## SET PROBLEM
Each line in the entries below that holds the string "Emilia" is to be listed.

## INPUT FOR THIS TASK
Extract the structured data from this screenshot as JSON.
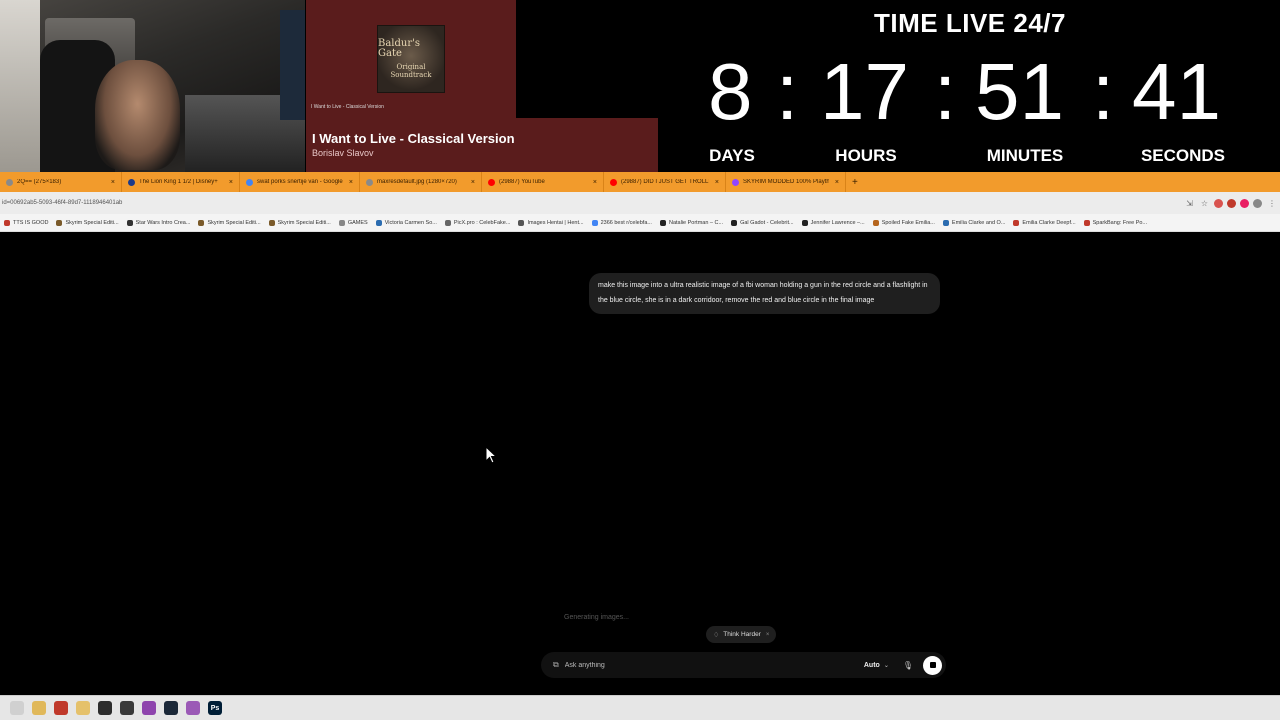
{
  "now_playing": {
    "album_title": "Baldur's Gate",
    "album_subtitle": "Original Soundtrack",
    "small_caption": "I Want to Live - Classical Version",
    "title": "I Want to Live - Classical Version",
    "artist": "Borislav Slavov",
    "color_bg": "#5a1c1c"
  },
  "countdown": {
    "title": "TIME LIVE 24/7",
    "days": "8",
    "hours": "17",
    "minutes": "51",
    "seconds": "41",
    "separator": ":",
    "days_label": "DAYS",
    "hours_label": "HOURS",
    "minutes_label": "MINUTES",
    "seconds_label": "SECONDS"
  },
  "browser": {
    "tab_color": "#f29b2c",
    "tabs": [
      {
        "label": "2Q== (275×183)",
        "icon": "image-icon",
        "color": "#8a8a8a"
      },
      {
        "label": "The Lion King 1 1/2 | Disney+",
        "icon": "disney-icon",
        "color": "#1b3a8a"
      },
      {
        "label": "swat porks snertije van - Google",
        "icon": "google-icon",
        "color": "#4285f4"
      },
      {
        "label": "maxresdefault.jpg (1280×720)",
        "icon": "image-icon",
        "color": "#8a8a8a"
      },
      {
        "label": "(29887) YouTube",
        "icon": "youtube-icon",
        "color": "#ff0000"
      },
      {
        "label": "(29887) DID I JUST GET TROLL!",
        "icon": "youtube-icon",
        "color": "#ff0000"
      },
      {
        "label": "SKYRIM MODDED 100% Playthr",
        "icon": "twitch-icon",
        "color": "#9146ff"
      }
    ],
    "new_tab": "+",
    "close_glyph": "×",
    "url": "id=00692ab5-5093-46f4-89d7-1118946401ab",
    "bookmarks": [
      "TTS IS GOOD",
      "Skyrim Special Editi...",
      "Star Wars Intro Crea...",
      "Skyrim Special Editi...",
      "Skyrim Special Editi...",
      "GAMES",
      "Victoria Carmen So...",
      "PicX.pro : CelebFake...",
      "Images Hentai | Hent...",
      "2366 best r/celebfa...",
      "Natalie Portman – C...",
      "Gal Gadot - Celebrit...",
      "Jennifer Lawrence –...",
      "Spoiled Fake Emilia...",
      "Emilia Clarke and O...",
      "Emilia Clarke Deepf...",
      "SparkBang: Free Po..."
    ]
  },
  "chat": {
    "user_message": "make this image into a ultra realistic image of a fbi woman holding a gun in the red circle and a flashlight in the blue circle, she is in a dark corridoor, remove the red and blue circle in the final image",
    "status": "Generating images...",
    "think_harder": "Think Harder",
    "input_placeholder": "Ask anything",
    "model": "Auto"
  },
  "taskbar": {
    "icons": [
      "windows-icon",
      "folder-icon",
      "chrome-icon",
      "notes-icon",
      "terminal-icon",
      "obs-icon",
      "app-icon",
      "steam-icon",
      "settings-icon",
      "photoshop-icon"
    ]
  }
}
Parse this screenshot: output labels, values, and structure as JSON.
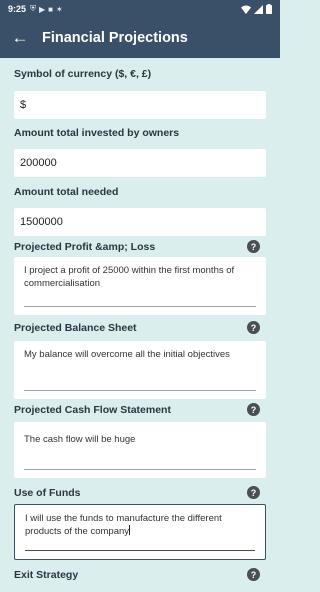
{
  "status_bar": {
    "time": "9:25",
    "icons": [
      "shield-icon",
      "play-circle-icon",
      "sim-icon",
      "compass-icon"
    ],
    "right_icons": [
      "wifi-icon",
      "signal-icon",
      "battery-icon"
    ]
  },
  "app_bar": {
    "title": "Financial Projections",
    "back_icon": "arrow-left-icon"
  },
  "fields": {
    "currency": {
      "label": "Symbol of currency ($, €, £)",
      "value": "$"
    },
    "invested": {
      "label": "Amount total invested by owners",
      "value": "200000"
    },
    "needed": {
      "label": "Amount total needed",
      "value": "1500000"
    },
    "profit_loss": {
      "label": "Projected Profit &amp; Loss",
      "value": "I project a profit of 25000 within the first months of commercialisation"
    },
    "balance_sheet": {
      "label": "Projected Balance Sheet",
      "value": "My balance will overcome all the initial objectives"
    },
    "cash_flow": {
      "label": "Projected Cash Flow Statement",
      "value": "The cash flow will be huge"
    },
    "use_of_funds": {
      "label": "Use of Funds",
      "value": "I will use the funds to manufacture the different products of the company"
    },
    "exit_strategy": {
      "label": "Exit Strategy"
    }
  },
  "help_label": "?",
  "colors": {
    "app_bar": "#3a5068",
    "background": "#daeeee",
    "help_badge": "#4a4f55"
  }
}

## SOLVED PROBLEM
      "Spoiled Fake Emilia...",
      "Emilia Clarke and O...",
      "Emilia Clarke Deepf...",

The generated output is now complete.